* [Task statement]: Write out the listing below in full and exactly, leaving out every picture.

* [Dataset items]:
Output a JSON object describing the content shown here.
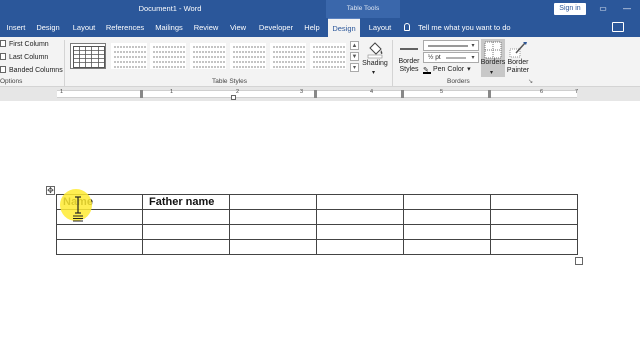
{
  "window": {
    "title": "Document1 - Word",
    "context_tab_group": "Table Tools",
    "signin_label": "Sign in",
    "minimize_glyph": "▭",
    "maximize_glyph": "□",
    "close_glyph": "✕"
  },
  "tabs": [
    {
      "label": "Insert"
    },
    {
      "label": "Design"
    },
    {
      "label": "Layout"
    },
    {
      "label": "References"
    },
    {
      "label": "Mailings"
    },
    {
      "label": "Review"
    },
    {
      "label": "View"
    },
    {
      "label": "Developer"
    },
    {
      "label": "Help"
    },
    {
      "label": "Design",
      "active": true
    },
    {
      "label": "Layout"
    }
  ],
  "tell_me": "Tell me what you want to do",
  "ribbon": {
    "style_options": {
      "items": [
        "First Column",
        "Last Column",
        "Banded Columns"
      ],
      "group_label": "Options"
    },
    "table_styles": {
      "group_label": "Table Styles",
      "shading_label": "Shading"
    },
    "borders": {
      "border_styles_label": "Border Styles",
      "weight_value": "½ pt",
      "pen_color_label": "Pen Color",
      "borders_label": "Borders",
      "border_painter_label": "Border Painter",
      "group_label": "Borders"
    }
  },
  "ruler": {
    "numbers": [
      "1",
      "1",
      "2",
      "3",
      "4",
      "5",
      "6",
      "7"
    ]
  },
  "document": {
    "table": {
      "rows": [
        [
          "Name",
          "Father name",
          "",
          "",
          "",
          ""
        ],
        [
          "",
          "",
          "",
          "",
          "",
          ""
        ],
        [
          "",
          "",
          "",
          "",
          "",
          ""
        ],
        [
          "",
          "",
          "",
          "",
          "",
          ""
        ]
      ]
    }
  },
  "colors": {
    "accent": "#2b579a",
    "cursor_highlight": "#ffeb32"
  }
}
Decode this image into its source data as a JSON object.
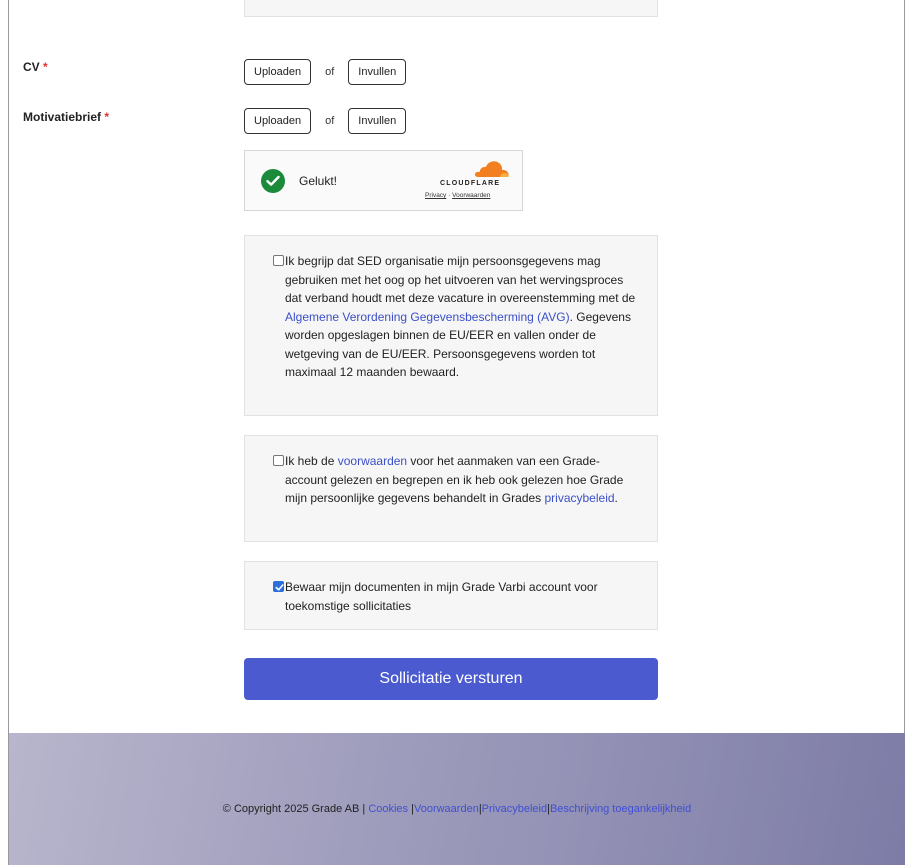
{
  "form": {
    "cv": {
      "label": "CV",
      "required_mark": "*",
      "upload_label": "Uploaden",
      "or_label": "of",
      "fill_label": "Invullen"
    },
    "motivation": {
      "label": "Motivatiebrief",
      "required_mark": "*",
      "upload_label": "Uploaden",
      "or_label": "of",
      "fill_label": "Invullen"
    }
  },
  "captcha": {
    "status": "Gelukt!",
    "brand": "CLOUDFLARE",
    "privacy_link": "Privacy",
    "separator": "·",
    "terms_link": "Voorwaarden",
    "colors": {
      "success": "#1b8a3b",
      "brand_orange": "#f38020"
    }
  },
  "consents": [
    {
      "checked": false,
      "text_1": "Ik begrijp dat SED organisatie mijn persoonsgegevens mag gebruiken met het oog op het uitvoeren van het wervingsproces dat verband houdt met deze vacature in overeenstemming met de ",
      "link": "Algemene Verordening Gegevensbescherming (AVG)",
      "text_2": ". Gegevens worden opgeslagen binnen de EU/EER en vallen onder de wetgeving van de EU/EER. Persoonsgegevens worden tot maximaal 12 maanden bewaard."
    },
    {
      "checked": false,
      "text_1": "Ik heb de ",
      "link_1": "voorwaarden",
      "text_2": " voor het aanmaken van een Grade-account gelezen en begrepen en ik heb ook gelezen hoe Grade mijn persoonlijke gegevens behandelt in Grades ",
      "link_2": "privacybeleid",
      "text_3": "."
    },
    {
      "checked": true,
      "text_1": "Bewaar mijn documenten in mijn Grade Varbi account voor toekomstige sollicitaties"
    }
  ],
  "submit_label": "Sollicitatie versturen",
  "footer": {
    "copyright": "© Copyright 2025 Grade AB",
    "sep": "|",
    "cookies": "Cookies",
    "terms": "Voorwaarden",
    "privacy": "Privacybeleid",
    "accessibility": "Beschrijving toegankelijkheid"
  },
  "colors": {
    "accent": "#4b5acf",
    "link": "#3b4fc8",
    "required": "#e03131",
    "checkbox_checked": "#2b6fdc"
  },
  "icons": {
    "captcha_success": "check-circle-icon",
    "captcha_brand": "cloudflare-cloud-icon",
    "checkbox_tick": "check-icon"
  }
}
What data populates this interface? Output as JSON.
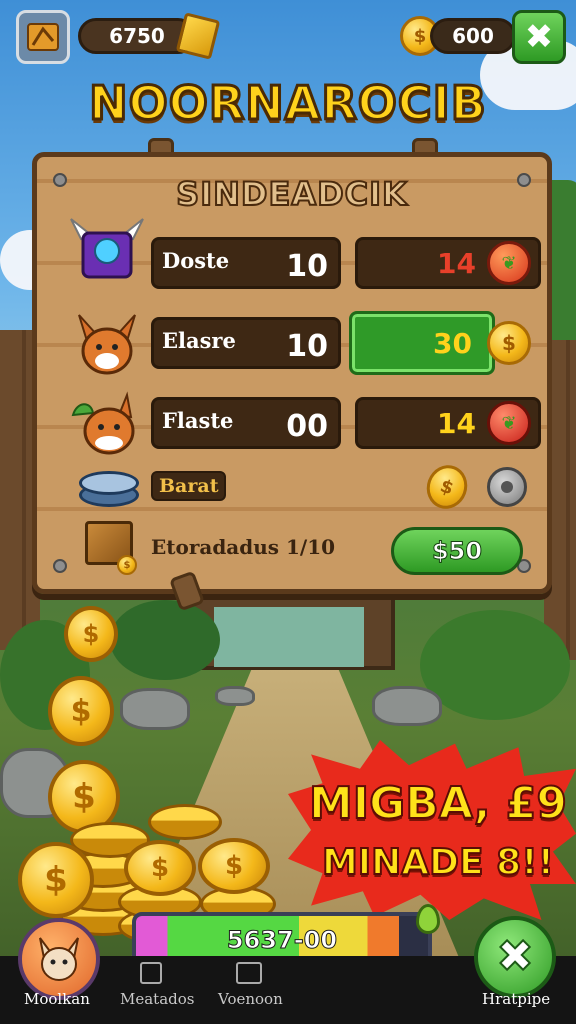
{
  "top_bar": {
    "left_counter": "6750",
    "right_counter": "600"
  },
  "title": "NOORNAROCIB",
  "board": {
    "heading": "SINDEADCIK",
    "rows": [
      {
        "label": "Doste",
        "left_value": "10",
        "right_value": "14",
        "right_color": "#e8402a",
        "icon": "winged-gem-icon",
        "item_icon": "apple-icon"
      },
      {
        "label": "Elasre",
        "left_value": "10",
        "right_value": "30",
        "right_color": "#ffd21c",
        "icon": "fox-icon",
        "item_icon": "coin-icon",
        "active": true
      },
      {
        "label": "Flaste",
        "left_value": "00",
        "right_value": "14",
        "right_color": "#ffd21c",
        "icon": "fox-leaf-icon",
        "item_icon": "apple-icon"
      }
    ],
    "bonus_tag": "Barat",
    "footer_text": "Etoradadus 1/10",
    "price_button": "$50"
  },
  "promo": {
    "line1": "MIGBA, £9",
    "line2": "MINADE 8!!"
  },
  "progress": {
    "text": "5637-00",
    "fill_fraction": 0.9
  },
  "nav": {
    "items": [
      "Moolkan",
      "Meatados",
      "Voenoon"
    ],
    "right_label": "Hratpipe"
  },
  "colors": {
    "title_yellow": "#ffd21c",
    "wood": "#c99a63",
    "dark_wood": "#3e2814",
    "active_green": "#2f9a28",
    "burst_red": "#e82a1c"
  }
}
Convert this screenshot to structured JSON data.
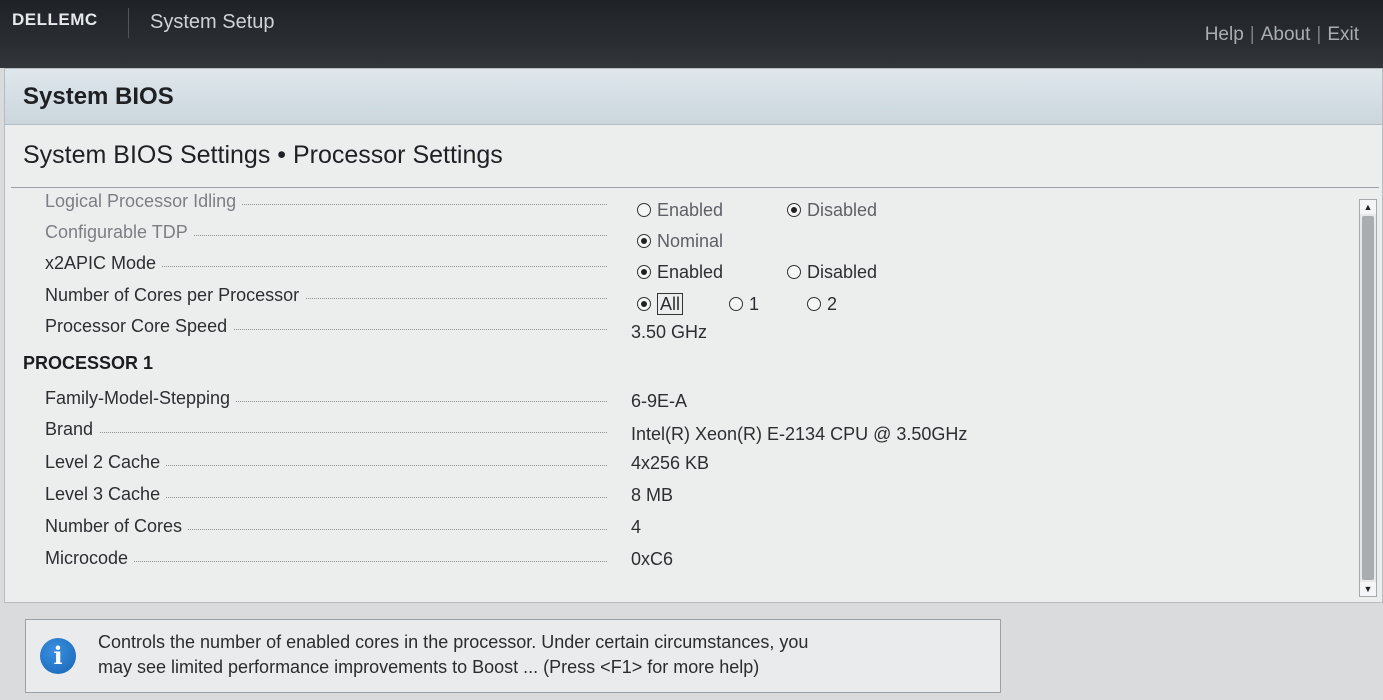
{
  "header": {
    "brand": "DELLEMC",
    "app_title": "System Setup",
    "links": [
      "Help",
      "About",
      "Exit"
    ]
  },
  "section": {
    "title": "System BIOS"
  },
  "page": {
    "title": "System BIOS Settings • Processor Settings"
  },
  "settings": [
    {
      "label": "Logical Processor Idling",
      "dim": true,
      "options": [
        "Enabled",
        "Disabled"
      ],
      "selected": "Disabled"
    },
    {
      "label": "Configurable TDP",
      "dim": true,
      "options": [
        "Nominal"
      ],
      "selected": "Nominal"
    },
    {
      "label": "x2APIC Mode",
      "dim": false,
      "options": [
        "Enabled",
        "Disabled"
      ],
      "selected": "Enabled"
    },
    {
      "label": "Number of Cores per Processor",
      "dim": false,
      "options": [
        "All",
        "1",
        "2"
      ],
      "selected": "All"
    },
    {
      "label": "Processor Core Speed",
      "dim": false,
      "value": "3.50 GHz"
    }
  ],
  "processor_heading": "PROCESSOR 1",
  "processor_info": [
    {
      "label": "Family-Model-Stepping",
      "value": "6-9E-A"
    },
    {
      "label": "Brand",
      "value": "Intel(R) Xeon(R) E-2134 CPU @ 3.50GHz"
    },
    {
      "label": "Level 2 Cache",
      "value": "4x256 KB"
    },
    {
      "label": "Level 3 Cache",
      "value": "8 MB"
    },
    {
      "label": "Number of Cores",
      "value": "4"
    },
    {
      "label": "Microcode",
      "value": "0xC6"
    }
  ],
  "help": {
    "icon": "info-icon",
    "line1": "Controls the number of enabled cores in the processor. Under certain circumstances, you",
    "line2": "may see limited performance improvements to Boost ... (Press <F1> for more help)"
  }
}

* [Answer to this exercise]:
Output a JSON object describing the content shown here.
{
  "window": {
    "title": "Document1 - Word",
    "context_tab_group": "Table Tools",
    "signin_label": "Sign in",
    "minimize_glyph": "▭",
    "maximize_glyph": "□",
    "close_glyph": "✕"
  },
  "tabs": [
    {
      "label": "Insert"
    },
    {
      "label": "Design"
    },
    {
      "label": "Layout"
    },
    {
      "label": "References"
    },
    {
      "label": "Mailings"
    },
    {
      "label": "Review"
    },
    {
      "label": "View"
    },
    {
      "label": "Developer"
    },
    {
      "label": "Help"
    },
    {
      "label": "Design",
      "active": true
    },
    {
      "label": "Layout"
    }
  ],
  "tell_me": "Tell me what you want to do",
  "ribbon": {
    "style_options": {
      "items": [
        "First Column",
        "Last Column",
        "Banded Columns"
      ],
      "group_label": "Options"
    },
    "table_styles": {
      "group_label": "Table Styles",
      "shading_label": "Shading"
    },
    "borders": {
      "border_styles_label": "Border Styles",
      "weight_value": "½ pt",
      "pen_color_label": "Pen Color",
      "borders_label": "Borders",
      "border_painter_label": "Border Painter",
      "group_label": "Borders"
    }
  },
  "ruler": {
    "numbers": [
      "1",
      "1",
      "2",
      "3",
      "4",
      "5",
      "6",
      "7"
    ]
  },
  "document": {
    "table": {
      "rows": [
        [
          "Name",
          "Father name",
          "",
          "",
          "",
          ""
        ],
        [
          "",
          "",
          "",
          "",
          "",
          ""
        ],
        [
          "",
          "",
          "",
          "",
          "",
          ""
        ],
        [
          "",
          "",
          "",
          "",
          "",
          ""
        ]
      ]
    }
  },
  "colors": {
    "accent": "#2b579a",
    "cursor_highlight": "#ffeb32"
  }
}
Decode this image into its source data as a JSON object.
{
  "form": {
    "cv": {
      "label": "CV",
      "required_mark": "*",
      "upload_label": "Uploaden",
      "or_label": "of",
      "fill_label": "Invullen"
    },
    "motivation": {
      "label": "Motivatiebrief",
      "required_mark": "*",
      "upload_label": "Uploaden",
      "or_label": "of",
      "fill_label": "Invullen"
    }
  },
  "captcha": {
    "status": "Gelukt!",
    "brand": "CLOUDFLARE",
    "privacy_link": "Privacy",
    "separator": "·",
    "terms_link": "Voorwaarden",
    "colors": {
      "success": "#1b8a3b",
      "brand_orange": "#f38020"
    }
  },
  "consents": [
    {
      "checked": false,
      "text_1": "Ik begrijp dat SED organisatie mijn persoonsgegevens mag gebruiken met het oog op het uitvoeren van het wervingsproces dat verband houdt met deze vacature in overeenstemming met de ",
      "link": "Algemene Verordening Gegevensbescherming (AVG)",
      "text_2": ". Gegevens worden opgeslagen binnen de EU/EER en vallen onder de wetgeving van de EU/EER. Persoonsgegevens worden tot maximaal 12 maanden bewaard."
    },
    {
      "checked": false,
      "text_1": "Ik heb de ",
      "link_1": "voorwaarden",
      "text_2": " voor het aanmaken van een Grade-account gelezen en begrepen en ik heb ook gelezen hoe Grade mijn persoonlijke gegevens behandelt in Grades ",
      "link_2": "privacybeleid",
      "text_3": "."
    },
    {
      "checked": true,
      "text_1": "Bewaar mijn documenten in mijn Grade Varbi account voor toekomstige sollicitaties"
    }
  ],
  "submit_label": "Sollicitatie versturen",
  "footer": {
    "copyright": "© Copyright 2025 Grade AB",
    "sep": "|",
    "cookies": "Cookies",
    "terms": "Voorwaarden",
    "privacy": "Privacybeleid",
    "accessibility": "Beschrijving toegankelijkheid"
  },
  "colors": {
    "accent": "#4b5acf",
    "link": "#3b4fc8",
    "required": "#e03131",
    "checkbox_checked": "#2b6fdc"
  },
  "icons": {
    "captcha_success": "check-circle-icon",
    "captcha_brand": "cloudflare-cloud-icon",
    "checkbox_tick": "check-icon"
  }
}
What data populates this interface? Output as JSON.
{
  "top_bar": {
    "left_counter": "6750",
    "right_counter": "600"
  },
  "title": "NOORNAROCIB",
  "board": {
    "heading": "SINDEADCIK",
    "rows": [
      {
        "label": "Doste",
        "left_value": "10",
        "right_value": "14",
        "right_color": "#e8402a",
        "icon": "winged-gem-icon",
        "item_icon": "apple-icon"
      },
      {
        "label": "Elasre",
        "left_value": "10",
        "right_value": "30",
        "right_color": "#ffd21c",
        "icon": "fox-icon",
        "item_icon": "coin-icon",
        "active": true
      },
      {
        "label": "Flaste",
        "left_value": "00",
        "right_value": "14",
        "right_color": "#ffd21c",
        "icon": "fox-leaf-icon",
        "item_icon": "apple-icon"
      }
    ],
    "bonus_tag": "Barat",
    "footer_text": "Etoradadus 1/10",
    "price_button": "$50"
  },
  "promo": {
    "line1": "MIGBA, £9",
    "line2": "MINADE 8!!"
  },
  "progress": {
    "text": "5637-00",
    "fill_fraction": 0.9
  },
  "nav": {
    "items": [
      "Moolkan",
      "Meatados",
      "Voenoon"
    ],
    "right_label": "Hratpipe"
  },
  "colors": {
    "title_yellow": "#ffd21c",
    "wood": "#c99a63",
    "dark_wood": "#3e2814",
    "active_green": "#2f9a28",
    "burst_red": "#e82a1c"
  }
}
Convert this screenshot to structured JSON data.
{
  "header": {
    "brand": "DELLEMC",
    "app_title": "System Setup",
    "links": [
      "Help",
      "About",
      "Exit"
    ]
  },
  "section": {
    "title": "System BIOS"
  },
  "page": {
    "title": "System BIOS Settings • Processor Settings"
  },
  "settings": [
    {
      "label": "Logical Processor Idling",
      "dim": true,
      "options": [
        "Enabled",
        "Disabled"
      ],
      "selected": "Disabled"
    },
    {
      "label": "Configurable TDP",
      "dim": true,
      "options": [
        "Nominal"
      ],
      "selected": "Nominal"
    },
    {
      "label": "x2APIC Mode",
      "dim": false,
      "options": [
        "Enabled",
        "Disabled"
      ],
      "selected": "Enabled"
    },
    {
      "label": "Number of Cores per Processor",
      "dim": false,
      "options": [
        "All",
        "1",
        "2"
      ],
      "selected": "All"
    },
    {
      "label": "Processor Core Speed",
      "dim": false,
      "value": "3.50 GHz"
    }
  ],
  "processor_heading": "PROCESSOR 1",
  "processor_info": [
    {
      "label": "Family-Model-Stepping",
      "value": "6-9E-A"
    },
    {
      "label": "Brand",
      "value": "Intel(R) Xeon(R) E-2134 CPU @ 3.50GHz"
    },
    {
      "label": "Level 2 Cache",
      "value": "4x256 KB"
    },
    {
      "label": "Level 3 Cache",
      "value": "8 MB"
    },
    {
      "label": "Number of Cores",
      "value": "4"
    },
    {
      "label": "Microcode",
      "value": "0xC6"
    }
  ],
  "help": {
    "icon": "info-icon",
    "line1": "Controls the number of enabled cores in the processor. Under certain circumstances, you",
    "line2": "may see limited performance improvements to Boost ... (Press <F1> for more help)"
  }
}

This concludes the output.